Work out how many lines of the records contain "JSON". Answer with the number and nothing else.

# # # #

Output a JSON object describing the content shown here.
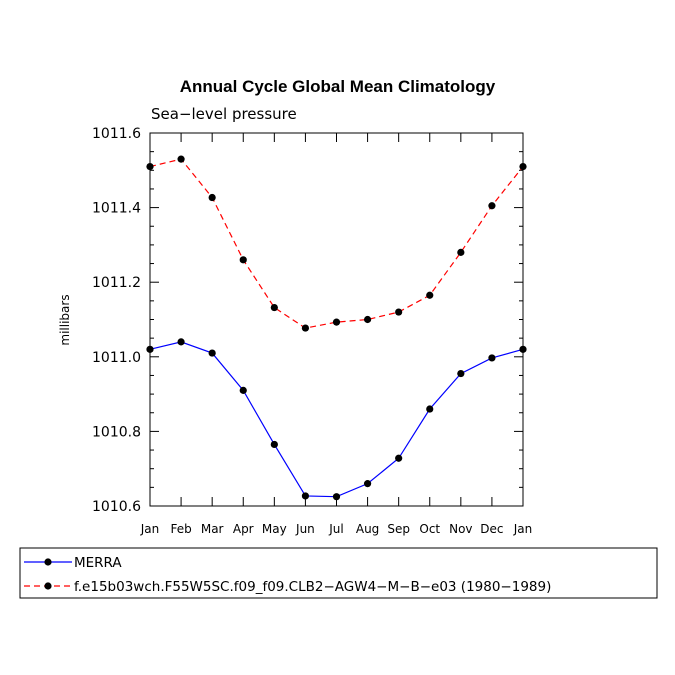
{
  "chart_data": {
    "type": "line",
    "title": "Annual Cycle Global Mean Climatology",
    "subtitle": "Sea−level pressure",
    "xlabel": "",
    "ylabel": "millibars",
    "categories": [
      "Jan",
      "Feb",
      "Mar",
      "Apr",
      "May",
      "Jun",
      "Jul",
      "Aug",
      "Sep",
      "Oct",
      "Nov",
      "Dec",
      "Jan"
    ],
    "ylim": [
      1010.6,
      1011.6
    ],
    "yticks": [
      1010.6,
      1010.8,
      1011.0,
      1011.2,
      1011.4,
      1011.6
    ],
    "ytick_labels": [
      "1010.6",
      "1010.8",
      "1011.0",
      "1011.2",
      "1011.4",
      "1011.6"
    ],
    "series": [
      {
        "name": "MERRA",
        "color": "#0000ff",
        "dash": "solid",
        "values": [
          1011.02,
          1011.04,
          1011.01,
          1010.91,
          1010.765,
          1010.627,
          1010.625,
          1010.66,
          1010.728,
          1010.86,
          1010.955,
          1010.997,
          1011.02
        ]
      },
      {
        "name": "f.e15b03wch.F55W5SC.f09_f09.CLB2−AGW4−M−B−e03 (1980−1989)",
        "color": "#ff0000",
        "dash": "dashed",
        "values": [
          1011.51,
          1011.53,
          1011.427,
          1011.26,
          1011.132,
          1011.077,
          1011.093,
          1011.1,
          1011.12,
          1011.165,
          1011.28,
          1011.405,
          1011.51
        ]
      }
    ],
    "legend": {
      "placement": "bottom"
    }
  }
}
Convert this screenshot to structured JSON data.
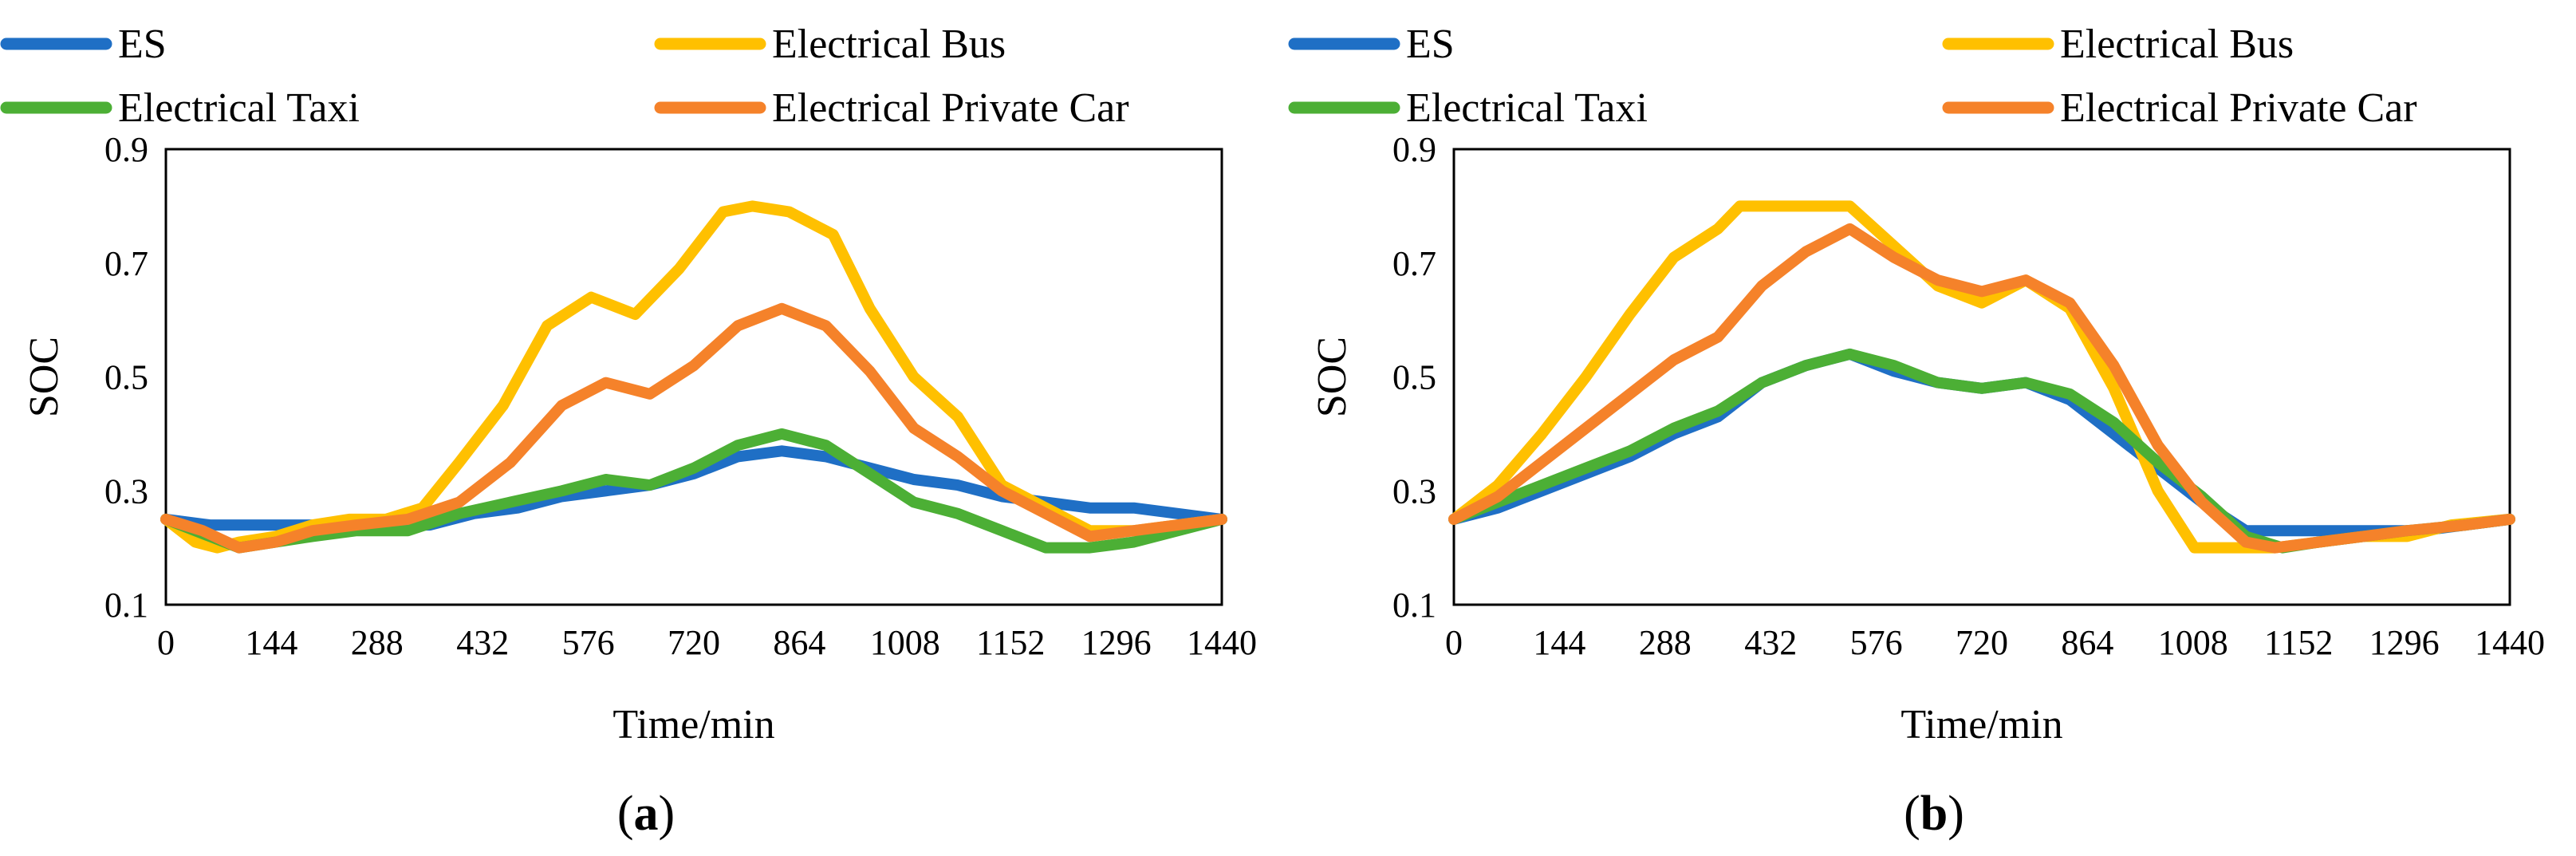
{
  "colors": {
    "es": "#1f6fc5",
    "bus": "#ffc000",
    "taxi": "#4caf35",
    "private": "#f5822a"
  },
  "chart_data": [
    {
      "type": "line",
      "panel": "(a)",
      "panel_letter": "a",
      "xlabel": "Time/min",
      "ylabel": "SOC",
      "xlim": [
        0,
        1440
      ],
      "ylim": [
        0.1,
        0.9
      ],
      "xticks": [
        "0",
        "144",
        "288",
        "432",
        "576",
        "720",
        "864",
        "1008",
        "1152",
        "1296",
        "1440"
      ],
      "yticks": [
        "0.1",
        "0.3",
        "0.5",
        "0.7",
        "0.9"
      ],
      "legend": [
        "ES",
        "Electrical Bus",
        "Electrical Taxi",
        "Electrical Private Car"
      ],
      "series": [
        {
          "name": "ES",
          "color_key": "es",
          "x": [
            0,
            60,
            120,
            180,
            240,
            300,
            360,
            420,
            480,
            540,
            600,
            660,
            720,
            780,
            840,
            900,
            960,
            1020,
            1080,
            1140,
            1200,
            1260,
            1320,
            1380,
            1440
          ],
          "y": [
            0.25,
            0.24,
            0.24,
            0.24,
            0.24,
            0.24,
            0.24,
            0.26,
            0.27,
            0.29,
            0.3,
            0.31,
            0.33,
            0.36,
            0.37,
            0.36,
            0.34,
            0.32,
            0.31,
            0.29,
            0.28,
            0.27,
            0.27,
            0.26,
            0.25
          ]
        },
        {
          "name": "Electrical Bus",
          "color_key": "bus",
          "x": [
            0,
            40,
            70,
            100,
            150,
            200,
            250,
            300,
            350,
            400,
            460,
            520,
            580,
            640,
            700,
            760,
            800,
            850,
            910,
            960,
            1020,
            1080,
            1140,
            1200,
            1260,
            1320,
            1380,
            1440
          ],
          "y": [
            0.25,
            0.21,
            0.2,
            0.21,
            0.22,
            0.24,
            0.25,
            0.25,
            0.27,
            0.35,
            0.45,
            0.59,
            0.64,
            0.61,
            0.69,
            0.79,
            0.8,
            0.79,
            0.75,
            0.62,
            0.5,
            0.43,
            0.31,
            0.27,
            0.23,
            0.23,
            0.24,
            0.25
          ]
        },
        {
          "name": "Electrical Taxi",
          "color_key": "taxi",
          "x": [
            0,
            60,
            100,
            150,
            200,
            260,
            330,
            400,
            470,
            540,
            600,
            660,
            720,
            780,
            840,
            900,
            960,
            1020,
            1080,
            1140,
            1200,
            1260,
            1320,
            1380,
            1440
          ],
          "y": [
            0.25,
            0.22,
            0.2,
            0.21,
            0.22,
            0.23,
            0.23,
            0.26,
            0.28,
            0.3,
            0.32,
            0.31,
            0.34,
            0.38,
            0.4,
            0.38,
            0.33,
            0.28,
            0.26,
            0.23,
            0.2,
            0.2,
            0.21,
            0.23,
            0.25
          ]
        },
        {
          "name": "Electrical Private Car",
          "color_key": "private",
          "x": [
            0,
            50,
            100,
            150,
            200,
            260,
            330,
            400,
            470,
            540,
            600,
            660,
            720,
            780,
            840,
            900,
            960,
            1020,
            1080,
            1140,
            1200,
            1260,
            1320,
            1380,
            1440
          ],
          "y": [
            0.25,
            0.23,
            0.2,
            0.21,
            0.23,
            0.24,
            0.25,
            0.28,
            0.35,
            0.45,
            0.49,
            0.47,
            0.52,
            0.59,
            0.62,
            0.59,
            0.51,
            0.41,
            0.36,
            0.3,
            0.26,
            0.22,
            0.23,
            0.24,
            0.25
          ]
        }
      ]
    },
    {
      "type": "line",
      "panel": "(b)",
      "panel_letter": "b",
      "xlabel": "Time/min",
      "ylabel": "SOC",
      "xlim": [
        0,
        1440
      ],
      "ylim": [
        0.1,
        0.9
      ],
      "xticks": [
        "0",
        "144",
        "288",
        "432",
        "576",
        "720",
        "864",
        "1008",
        "1152",
        "1296",
        "1440"
      ],
      "yticks": [
        "0.1",
        "0.3",
        "0.5",
        "0.7",
        "0.9"
      ],
      "legend": [
        "ES",
        "Electrical Bus",
        "Electrical Taxi",
        "Electrical Private Car"
      ],
      "series": [
        {
          "name": "ES",
          "color_key": "es",
          "x": [
            0,
            60,
            120,
            180,
            240,
            300,
            360,
            420,
            480,
            540,
            600,
            660,
            720,
            780,
            840,
            900,
            960,
            1020,
            1080,
            1140,
            1200,
            1260,
            1320,
            1380,
            1440
          ],
          "y": [
            0.25,
            0.27,
            0.3,
            0.33,
            0.36,
            0.4,
            0.43,
            0.49,
            0.52,
            0.54,
            0.51,
            0.49,
            0.48,
            0.49,
            0.46,
            0.4,
            0.34,
            0.28,
            0.23,
            0.23,
            0.23,
            0.23,
            0.23,
            0.24,
            0.25
          ]
        },
        {
          "name": "Electrical Bus",
          "color_key": "bus",
          "x": [
            0,
            60,
            120,
            180,
            240,
            300,
            360,
            390,
            540,
            600,
            660,
            720,
            780,
            840,
            900,
            960,
            1010,
            1120,
            1180,
            1240,
            1300,
            1360,
            1440
          ],
          "y": [
            0.25,
            0.31,
            0.4,
            0.5,
            0.61,
            0.71,
            0.76,
            0.8,
            0.8,
            0.73,
            0.66,
            0.63,
            0.67,
            0.62,
            0.48,
            0.3,
            0.2,
            0.2,
            0.21,
            0.22,
            0.22,
            0.24,
            0.25
          ]
        },
        {
          "name": "Electrical Taxi",
          "color_key": "taxi",
          "x": [
            0,
            60,
            120,
            180,
            240,
            300,
            360,
            420,
            480,
            540,
            600,
            660,
            720,
            780,
            840,
            900,
            960,
            1020,
            1080,
            1130,
            1180,
            1240,
            1300,
            1380,
            1440
          ],
          "y": [
            0.25,
            0.28,
            0.31,
            0.34,
            0.37,
            0.41,
            0.44,
            0.49,
            0.52,
            0.54,
            0.52,
            0.49,
            0.48,
            0.49,
            0.47,
            0.42,
            0.35,
            0.29,
            0.22,
            0.2,
            0.21,
            0.22,
            0.23,
            0.24,
            0.25
          ]
        },
        {
          "name": "Electrical Private Car",
          "color_key": "private",
          "x": [
            0,
            60,
            120,
            180,
            240,
            300,
            360,
            420,
            480,
            540,
            600,
            660,
            720,
            780,
            840,
            900,
            960,
            1020,
            1080,
            1120,
            1180,
            1240,
            1300,
            1380,
            1440
          ],
          "y": [
            0.25,
            0.29,
            0.35,
            0.41,
            0.47,
            0.53,
            0.57,
            0.66,
            0.72,
            0.76,
            0.71,
            0.67,
            0.65,
            0.67,
            0.63,
            0.52,
            0.38,
            0.28,
            0.21,
            0.2,
            0.21,
            0.22,
            0.23,
            0.24,
            0.25
          ]
        }
      ]
    }
  ]
}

# # # #

- [Solution to this task]
2